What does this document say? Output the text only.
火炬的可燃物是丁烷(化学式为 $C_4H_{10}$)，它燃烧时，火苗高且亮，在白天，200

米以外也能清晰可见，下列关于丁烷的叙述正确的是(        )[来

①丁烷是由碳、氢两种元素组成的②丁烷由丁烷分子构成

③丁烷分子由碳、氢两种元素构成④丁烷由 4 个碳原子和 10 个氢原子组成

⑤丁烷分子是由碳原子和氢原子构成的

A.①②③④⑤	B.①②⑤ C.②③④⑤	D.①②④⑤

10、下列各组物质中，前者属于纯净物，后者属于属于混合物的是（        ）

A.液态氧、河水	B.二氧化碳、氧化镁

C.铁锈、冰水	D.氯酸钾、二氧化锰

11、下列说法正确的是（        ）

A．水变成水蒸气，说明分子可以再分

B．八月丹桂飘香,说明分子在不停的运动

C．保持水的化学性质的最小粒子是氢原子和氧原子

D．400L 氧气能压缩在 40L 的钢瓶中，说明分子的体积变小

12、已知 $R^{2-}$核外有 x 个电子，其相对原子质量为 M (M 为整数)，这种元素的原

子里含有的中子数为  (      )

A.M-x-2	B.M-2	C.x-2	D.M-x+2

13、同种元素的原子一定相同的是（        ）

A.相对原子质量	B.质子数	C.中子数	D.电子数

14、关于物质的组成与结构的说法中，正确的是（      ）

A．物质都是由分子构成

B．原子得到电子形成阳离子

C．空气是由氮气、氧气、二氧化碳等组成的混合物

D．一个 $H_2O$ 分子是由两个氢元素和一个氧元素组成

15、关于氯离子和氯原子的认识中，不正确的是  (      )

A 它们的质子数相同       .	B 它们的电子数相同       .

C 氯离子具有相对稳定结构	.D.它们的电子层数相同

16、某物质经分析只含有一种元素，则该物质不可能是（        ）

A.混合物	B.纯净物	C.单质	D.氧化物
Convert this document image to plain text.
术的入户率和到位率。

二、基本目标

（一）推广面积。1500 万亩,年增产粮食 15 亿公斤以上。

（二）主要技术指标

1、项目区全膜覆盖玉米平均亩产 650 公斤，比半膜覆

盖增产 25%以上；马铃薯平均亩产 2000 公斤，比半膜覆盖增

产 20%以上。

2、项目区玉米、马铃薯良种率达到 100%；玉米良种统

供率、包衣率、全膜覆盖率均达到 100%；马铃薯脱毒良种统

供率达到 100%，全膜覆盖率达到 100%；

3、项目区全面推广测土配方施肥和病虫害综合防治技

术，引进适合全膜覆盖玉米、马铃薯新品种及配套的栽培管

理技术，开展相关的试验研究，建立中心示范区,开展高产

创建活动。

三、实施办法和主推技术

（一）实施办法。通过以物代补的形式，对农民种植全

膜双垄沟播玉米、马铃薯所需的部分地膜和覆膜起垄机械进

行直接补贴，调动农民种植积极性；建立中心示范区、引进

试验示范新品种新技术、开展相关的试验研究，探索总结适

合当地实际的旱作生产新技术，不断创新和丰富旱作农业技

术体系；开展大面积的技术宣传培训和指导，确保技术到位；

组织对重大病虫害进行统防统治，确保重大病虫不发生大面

**WRITTEN REQUEST**. Quote exactly and only the lines from the one holding "Convert this document image to plain text." through the end of the data.

**COMPLETE OUTPUT**.
Convert this document image to plain text.
术的入户率和到位率。

二、基本目标

（一）推广面积。1500 万亩,年增产粮食 15 亿公斤以上。

（二）主要技术指标

1、项目区全膜覆盖玉米平均亩产 650 公斤，比半膜覆

盖增产 25%以上；马铃薯平均亩产 2000 公斤，比半膜覆盖增

产 20%以上。

2、项目区玉米、马铃薯良种率达到 100%；玉米良种统

供率、包衣率、全膜覆盖率均达到 100%；马铃薯脱毒良种统

供率达到 100%，全膜覆盖率达到 100%；

3、项目区全面推广测土配方施肥和病虫害综合防治技

术，引进适合全膜覆盖玉米、马铃薯新品种及配套的栽培管

理技术，开展相关的试验研究，建立中心示范区,开展高产

创建活动。

三、实施办法和主推技术

（一）实施办法。通过以物代补的形式，对农民种植全

膜双垄沟播玉米、马铃薯所需的部分地膜和覆膜起垄机械进

行直接补贴，调动农民种植积极性；建立中心示范区、引进

试验示范新品种新技术、开展相关的试验研究，探索总结适

合当地实际的旱作生产新技术，不断创新和丰富旱作农业技

术体系；开展大面积的技术宣传培训和指导，确保技术到位；

组织对重大病虫害进行统防统治，确保重大病虫不发生大面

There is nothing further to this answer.